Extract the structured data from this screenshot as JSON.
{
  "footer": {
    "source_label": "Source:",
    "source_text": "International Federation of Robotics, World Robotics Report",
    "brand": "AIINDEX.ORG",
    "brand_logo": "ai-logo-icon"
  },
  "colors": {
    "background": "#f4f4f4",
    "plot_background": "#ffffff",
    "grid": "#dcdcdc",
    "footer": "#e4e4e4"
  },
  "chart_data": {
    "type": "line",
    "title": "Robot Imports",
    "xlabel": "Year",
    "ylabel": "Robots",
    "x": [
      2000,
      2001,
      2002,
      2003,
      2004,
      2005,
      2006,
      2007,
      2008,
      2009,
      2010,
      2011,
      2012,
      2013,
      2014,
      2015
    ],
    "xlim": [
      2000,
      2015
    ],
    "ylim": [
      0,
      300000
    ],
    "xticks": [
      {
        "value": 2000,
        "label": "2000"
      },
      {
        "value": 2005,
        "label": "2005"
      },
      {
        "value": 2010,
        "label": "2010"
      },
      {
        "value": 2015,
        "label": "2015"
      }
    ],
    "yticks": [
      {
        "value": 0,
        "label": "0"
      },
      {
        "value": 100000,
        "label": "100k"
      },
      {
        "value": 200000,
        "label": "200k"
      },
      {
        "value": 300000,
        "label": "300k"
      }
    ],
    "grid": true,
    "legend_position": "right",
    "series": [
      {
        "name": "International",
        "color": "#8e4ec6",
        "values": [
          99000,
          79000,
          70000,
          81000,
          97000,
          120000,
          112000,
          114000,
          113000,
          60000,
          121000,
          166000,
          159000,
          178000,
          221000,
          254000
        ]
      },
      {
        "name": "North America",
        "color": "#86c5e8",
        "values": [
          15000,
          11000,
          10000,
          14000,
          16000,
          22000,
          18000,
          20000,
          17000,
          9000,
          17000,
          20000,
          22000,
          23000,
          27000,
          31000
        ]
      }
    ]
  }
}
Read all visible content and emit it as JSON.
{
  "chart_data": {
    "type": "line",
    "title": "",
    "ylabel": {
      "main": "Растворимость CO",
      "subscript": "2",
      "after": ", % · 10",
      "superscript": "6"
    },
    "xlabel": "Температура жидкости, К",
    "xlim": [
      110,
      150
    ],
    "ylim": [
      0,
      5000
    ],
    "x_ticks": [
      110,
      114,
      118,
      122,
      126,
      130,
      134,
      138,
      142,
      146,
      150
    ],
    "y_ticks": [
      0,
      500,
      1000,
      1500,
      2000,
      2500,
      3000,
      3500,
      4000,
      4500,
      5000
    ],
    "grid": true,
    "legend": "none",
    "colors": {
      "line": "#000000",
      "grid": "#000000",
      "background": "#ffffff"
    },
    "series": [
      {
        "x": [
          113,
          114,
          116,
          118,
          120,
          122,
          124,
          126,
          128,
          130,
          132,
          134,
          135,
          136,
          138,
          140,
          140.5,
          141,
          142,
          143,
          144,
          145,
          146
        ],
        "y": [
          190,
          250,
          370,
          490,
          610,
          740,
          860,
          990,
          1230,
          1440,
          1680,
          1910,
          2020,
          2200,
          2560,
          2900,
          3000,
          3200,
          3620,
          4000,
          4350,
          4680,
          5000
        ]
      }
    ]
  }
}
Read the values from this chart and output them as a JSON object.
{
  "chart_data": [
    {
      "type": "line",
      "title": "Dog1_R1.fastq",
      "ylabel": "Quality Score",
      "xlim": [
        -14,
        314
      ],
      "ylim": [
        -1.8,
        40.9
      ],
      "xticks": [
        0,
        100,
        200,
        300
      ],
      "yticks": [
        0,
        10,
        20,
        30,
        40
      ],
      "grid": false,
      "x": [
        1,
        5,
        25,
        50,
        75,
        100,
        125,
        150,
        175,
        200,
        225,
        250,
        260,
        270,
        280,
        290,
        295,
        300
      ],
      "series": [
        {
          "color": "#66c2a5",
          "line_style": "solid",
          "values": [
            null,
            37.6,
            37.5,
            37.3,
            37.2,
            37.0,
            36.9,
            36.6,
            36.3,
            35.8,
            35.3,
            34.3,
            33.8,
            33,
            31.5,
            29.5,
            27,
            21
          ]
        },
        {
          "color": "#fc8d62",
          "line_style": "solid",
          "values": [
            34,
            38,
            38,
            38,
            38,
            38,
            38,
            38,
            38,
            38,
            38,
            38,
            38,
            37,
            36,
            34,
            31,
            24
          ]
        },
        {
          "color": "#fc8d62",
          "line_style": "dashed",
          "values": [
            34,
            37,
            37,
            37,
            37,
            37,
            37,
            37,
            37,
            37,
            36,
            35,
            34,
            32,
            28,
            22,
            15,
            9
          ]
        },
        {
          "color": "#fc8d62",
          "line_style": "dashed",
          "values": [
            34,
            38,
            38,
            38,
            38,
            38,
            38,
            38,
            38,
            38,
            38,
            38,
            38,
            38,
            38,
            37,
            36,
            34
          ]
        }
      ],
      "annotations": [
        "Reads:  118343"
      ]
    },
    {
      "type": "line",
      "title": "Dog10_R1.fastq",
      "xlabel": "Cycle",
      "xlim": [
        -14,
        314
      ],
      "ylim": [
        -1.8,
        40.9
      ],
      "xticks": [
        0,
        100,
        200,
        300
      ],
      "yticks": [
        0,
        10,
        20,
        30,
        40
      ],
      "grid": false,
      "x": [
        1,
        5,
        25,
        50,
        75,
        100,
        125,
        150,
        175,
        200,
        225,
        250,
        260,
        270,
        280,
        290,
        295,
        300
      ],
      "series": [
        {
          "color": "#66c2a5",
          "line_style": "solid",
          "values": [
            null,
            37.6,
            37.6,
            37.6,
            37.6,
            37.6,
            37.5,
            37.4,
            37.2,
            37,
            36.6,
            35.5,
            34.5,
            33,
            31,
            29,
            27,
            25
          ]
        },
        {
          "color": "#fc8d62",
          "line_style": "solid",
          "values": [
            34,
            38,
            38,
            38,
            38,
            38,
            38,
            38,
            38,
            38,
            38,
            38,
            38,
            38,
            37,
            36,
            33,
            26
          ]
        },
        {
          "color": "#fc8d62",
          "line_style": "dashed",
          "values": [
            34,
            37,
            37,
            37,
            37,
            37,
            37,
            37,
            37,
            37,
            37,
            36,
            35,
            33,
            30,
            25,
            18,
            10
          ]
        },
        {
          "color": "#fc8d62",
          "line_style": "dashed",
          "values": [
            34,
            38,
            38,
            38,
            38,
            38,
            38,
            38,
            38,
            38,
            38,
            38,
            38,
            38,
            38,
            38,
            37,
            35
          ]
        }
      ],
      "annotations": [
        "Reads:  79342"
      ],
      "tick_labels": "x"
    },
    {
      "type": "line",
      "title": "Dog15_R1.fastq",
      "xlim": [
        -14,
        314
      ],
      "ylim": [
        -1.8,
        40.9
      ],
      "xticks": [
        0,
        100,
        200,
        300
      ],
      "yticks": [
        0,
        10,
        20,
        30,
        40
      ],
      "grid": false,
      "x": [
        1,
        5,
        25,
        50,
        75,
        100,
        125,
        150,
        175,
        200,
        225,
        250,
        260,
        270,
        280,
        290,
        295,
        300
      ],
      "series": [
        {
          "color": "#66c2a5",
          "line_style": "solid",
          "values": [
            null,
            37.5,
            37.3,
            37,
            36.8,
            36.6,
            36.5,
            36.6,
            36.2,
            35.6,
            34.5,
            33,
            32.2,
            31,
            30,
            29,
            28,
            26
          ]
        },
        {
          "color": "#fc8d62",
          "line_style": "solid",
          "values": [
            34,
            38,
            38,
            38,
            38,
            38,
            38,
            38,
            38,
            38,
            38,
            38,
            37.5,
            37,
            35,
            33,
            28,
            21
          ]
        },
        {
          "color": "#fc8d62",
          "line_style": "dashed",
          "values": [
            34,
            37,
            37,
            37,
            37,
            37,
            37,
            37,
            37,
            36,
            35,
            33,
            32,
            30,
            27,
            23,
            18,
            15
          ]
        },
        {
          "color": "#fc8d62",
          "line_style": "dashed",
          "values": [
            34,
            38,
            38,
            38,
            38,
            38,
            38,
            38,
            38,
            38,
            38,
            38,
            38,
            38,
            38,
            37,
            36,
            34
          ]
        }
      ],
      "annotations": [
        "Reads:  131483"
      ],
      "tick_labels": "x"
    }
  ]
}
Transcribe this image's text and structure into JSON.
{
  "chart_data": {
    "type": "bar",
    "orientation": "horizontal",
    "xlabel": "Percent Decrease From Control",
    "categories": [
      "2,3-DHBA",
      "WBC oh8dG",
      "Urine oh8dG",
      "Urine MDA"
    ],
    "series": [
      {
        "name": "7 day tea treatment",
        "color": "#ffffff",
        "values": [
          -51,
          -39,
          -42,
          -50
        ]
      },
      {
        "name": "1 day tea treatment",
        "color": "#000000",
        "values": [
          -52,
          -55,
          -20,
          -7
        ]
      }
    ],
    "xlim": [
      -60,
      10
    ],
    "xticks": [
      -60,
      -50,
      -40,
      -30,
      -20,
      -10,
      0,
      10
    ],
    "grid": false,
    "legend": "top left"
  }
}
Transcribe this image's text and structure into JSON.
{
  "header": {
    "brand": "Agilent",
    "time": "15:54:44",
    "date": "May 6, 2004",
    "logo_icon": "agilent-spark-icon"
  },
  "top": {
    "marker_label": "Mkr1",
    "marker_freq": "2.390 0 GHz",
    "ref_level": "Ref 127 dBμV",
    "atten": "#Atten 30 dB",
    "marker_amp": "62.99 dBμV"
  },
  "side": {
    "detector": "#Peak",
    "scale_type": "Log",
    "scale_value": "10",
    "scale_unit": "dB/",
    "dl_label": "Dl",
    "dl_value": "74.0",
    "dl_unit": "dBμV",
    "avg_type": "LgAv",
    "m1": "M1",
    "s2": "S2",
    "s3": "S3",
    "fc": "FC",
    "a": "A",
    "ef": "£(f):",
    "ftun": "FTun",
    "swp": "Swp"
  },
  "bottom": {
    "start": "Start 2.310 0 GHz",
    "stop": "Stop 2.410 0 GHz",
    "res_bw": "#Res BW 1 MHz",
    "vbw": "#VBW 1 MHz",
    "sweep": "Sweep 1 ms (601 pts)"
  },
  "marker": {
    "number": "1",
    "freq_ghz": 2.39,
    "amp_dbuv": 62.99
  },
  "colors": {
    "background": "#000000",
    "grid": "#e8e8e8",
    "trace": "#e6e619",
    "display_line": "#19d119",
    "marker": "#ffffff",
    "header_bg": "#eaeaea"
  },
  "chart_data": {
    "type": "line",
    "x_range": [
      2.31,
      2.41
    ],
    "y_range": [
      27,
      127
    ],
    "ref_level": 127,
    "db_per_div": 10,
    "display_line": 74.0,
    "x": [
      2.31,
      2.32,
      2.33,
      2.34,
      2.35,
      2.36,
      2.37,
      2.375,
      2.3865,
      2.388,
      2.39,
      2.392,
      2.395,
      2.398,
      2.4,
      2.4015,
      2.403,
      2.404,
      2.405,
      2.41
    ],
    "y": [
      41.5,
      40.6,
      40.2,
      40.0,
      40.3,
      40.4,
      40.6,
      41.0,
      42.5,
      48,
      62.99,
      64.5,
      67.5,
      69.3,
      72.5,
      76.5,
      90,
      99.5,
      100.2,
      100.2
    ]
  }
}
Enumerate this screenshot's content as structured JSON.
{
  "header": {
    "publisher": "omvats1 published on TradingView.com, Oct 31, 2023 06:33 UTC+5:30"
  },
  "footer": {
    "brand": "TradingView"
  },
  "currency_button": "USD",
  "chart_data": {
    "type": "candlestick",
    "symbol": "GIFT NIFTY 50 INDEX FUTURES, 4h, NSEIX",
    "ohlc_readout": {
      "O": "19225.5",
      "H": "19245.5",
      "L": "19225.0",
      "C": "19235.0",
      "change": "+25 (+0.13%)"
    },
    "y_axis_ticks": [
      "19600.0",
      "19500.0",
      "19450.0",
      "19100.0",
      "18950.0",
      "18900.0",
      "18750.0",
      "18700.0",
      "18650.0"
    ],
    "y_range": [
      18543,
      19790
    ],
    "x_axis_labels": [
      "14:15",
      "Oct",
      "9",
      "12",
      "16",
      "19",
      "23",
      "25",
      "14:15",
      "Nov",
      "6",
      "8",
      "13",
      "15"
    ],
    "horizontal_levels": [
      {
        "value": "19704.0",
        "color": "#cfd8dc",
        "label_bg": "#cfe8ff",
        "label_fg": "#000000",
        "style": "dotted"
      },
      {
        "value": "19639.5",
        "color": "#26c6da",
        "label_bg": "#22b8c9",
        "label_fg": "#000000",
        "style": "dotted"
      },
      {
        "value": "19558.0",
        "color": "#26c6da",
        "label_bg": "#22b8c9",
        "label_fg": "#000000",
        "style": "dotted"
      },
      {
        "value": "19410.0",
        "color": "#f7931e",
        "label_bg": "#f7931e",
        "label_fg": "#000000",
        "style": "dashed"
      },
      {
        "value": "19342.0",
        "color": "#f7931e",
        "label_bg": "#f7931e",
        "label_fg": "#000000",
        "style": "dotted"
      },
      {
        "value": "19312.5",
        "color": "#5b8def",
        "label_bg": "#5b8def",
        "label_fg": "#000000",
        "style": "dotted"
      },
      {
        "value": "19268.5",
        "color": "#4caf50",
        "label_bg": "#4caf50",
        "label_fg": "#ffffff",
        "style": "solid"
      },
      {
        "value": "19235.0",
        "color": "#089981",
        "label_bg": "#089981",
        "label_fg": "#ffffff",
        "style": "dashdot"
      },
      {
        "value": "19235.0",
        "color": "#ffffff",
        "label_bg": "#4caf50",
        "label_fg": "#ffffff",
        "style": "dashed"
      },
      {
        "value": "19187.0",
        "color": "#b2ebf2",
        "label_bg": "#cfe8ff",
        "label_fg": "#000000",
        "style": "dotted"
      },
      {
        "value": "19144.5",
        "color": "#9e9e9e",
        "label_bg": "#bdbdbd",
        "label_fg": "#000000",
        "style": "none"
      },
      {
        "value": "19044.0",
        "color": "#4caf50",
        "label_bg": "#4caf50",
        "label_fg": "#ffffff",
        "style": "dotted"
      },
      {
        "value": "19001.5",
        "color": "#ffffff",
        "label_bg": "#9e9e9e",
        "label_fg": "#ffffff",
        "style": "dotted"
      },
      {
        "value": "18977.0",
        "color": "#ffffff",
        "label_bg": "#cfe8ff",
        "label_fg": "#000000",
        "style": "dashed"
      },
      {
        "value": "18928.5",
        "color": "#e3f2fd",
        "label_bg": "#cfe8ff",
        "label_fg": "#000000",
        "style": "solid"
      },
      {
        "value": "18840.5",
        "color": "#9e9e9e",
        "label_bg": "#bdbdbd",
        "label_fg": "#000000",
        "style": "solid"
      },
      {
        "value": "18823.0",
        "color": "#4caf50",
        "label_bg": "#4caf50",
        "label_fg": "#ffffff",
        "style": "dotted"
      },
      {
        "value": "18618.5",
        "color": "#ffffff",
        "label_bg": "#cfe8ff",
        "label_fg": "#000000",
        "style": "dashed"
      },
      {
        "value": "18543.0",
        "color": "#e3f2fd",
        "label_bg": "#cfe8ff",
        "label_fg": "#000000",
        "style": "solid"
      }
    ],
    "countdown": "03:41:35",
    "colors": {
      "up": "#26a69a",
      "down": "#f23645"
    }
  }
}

######

- EXERCISE AIM
Of the lines in the records, determine how many contain the word "name", and report that number alone.

- EXPECTED ANSWER
4